> **ENTRIES SHOWN**:
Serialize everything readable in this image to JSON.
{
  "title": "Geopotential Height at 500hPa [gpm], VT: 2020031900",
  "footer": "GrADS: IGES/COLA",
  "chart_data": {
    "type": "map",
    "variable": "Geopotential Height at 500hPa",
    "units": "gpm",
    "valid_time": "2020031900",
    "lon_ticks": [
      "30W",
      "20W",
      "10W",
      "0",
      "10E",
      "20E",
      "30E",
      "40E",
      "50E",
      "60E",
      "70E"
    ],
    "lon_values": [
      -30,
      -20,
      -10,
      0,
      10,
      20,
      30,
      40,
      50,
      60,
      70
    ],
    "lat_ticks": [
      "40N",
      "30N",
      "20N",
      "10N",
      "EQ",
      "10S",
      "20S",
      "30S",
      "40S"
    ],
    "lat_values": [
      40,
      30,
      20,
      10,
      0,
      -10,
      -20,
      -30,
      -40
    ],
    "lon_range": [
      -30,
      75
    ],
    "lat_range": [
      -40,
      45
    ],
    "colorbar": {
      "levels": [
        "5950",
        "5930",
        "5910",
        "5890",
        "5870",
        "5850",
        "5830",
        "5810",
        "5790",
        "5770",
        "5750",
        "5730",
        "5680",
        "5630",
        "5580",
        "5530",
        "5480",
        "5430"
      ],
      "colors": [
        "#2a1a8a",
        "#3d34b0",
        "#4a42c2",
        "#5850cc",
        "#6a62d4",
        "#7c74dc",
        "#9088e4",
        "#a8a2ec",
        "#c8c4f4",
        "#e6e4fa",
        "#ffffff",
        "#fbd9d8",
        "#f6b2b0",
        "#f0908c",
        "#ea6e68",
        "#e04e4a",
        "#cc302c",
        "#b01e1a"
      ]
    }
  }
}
* * *
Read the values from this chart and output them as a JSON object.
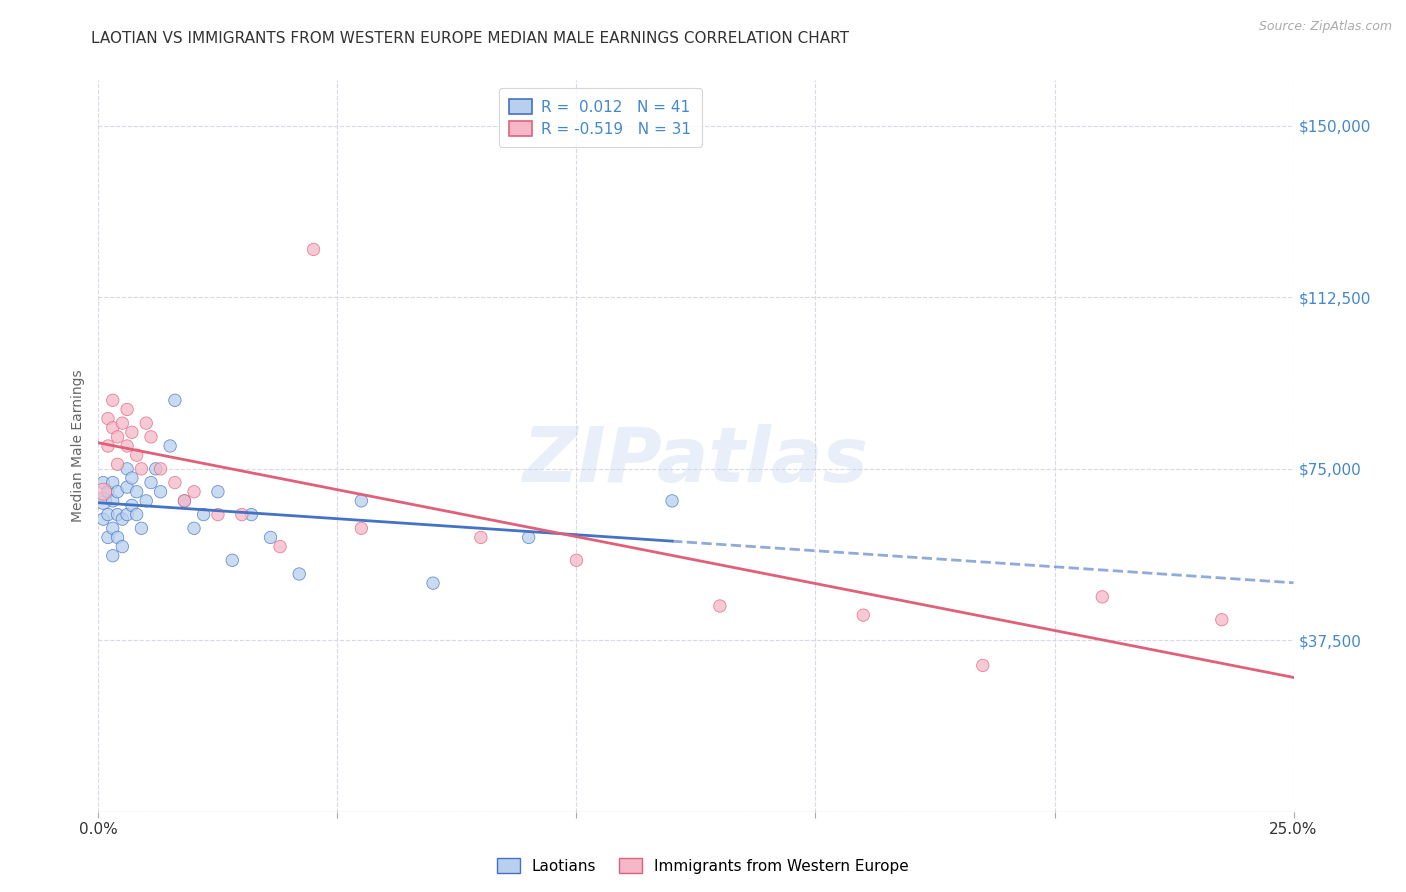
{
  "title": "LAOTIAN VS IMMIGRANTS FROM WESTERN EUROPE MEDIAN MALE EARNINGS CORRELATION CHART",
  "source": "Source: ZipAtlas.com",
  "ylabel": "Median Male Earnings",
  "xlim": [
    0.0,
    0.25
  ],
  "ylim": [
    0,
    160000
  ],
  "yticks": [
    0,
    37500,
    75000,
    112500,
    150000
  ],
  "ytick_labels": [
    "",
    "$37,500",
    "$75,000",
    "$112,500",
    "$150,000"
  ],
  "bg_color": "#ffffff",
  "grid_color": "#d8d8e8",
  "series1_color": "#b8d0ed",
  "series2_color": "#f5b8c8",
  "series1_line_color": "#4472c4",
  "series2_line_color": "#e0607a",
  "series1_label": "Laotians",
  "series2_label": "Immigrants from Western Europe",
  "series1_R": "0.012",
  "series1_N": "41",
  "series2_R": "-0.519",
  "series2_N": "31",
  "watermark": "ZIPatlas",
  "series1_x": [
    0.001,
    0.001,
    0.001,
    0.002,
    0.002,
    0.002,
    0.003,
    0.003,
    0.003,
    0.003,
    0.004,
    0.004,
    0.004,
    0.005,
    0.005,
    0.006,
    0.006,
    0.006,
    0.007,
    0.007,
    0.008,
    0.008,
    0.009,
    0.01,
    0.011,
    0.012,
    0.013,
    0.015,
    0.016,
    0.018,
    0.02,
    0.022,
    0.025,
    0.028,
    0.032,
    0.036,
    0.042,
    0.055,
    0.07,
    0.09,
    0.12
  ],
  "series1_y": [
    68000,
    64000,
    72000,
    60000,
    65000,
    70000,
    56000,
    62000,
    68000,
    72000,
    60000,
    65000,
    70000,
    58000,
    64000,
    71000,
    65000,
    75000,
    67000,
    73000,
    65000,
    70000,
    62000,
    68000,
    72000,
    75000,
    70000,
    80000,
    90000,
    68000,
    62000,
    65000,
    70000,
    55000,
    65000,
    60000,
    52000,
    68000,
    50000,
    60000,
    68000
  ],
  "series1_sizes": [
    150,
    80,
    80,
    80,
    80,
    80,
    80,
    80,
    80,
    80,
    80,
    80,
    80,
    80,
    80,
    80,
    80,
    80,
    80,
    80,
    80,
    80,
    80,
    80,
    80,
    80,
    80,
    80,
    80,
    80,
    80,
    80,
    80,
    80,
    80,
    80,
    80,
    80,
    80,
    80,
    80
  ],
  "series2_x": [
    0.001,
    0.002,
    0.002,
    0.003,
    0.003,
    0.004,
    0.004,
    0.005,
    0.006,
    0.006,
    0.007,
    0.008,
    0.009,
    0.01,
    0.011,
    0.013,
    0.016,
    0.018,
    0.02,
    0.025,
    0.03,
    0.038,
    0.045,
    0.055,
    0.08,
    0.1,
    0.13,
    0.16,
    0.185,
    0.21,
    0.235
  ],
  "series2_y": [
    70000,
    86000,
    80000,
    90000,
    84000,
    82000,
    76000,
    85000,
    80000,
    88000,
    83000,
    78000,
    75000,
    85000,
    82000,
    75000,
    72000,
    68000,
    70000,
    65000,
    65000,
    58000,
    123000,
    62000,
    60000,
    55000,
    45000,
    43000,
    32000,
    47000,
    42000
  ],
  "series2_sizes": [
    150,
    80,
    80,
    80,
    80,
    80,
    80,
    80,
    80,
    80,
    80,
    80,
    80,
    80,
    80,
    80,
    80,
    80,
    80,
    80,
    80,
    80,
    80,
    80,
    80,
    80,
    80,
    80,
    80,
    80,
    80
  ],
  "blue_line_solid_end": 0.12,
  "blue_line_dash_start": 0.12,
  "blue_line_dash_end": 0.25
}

> **REQUIREMENT**: Find every line that holds "JSON" and copy it.

> **WORKED SOLUTION**:
Serialize everything readable in this image to JSON.
Read the values from this chart and output them as a JSON object.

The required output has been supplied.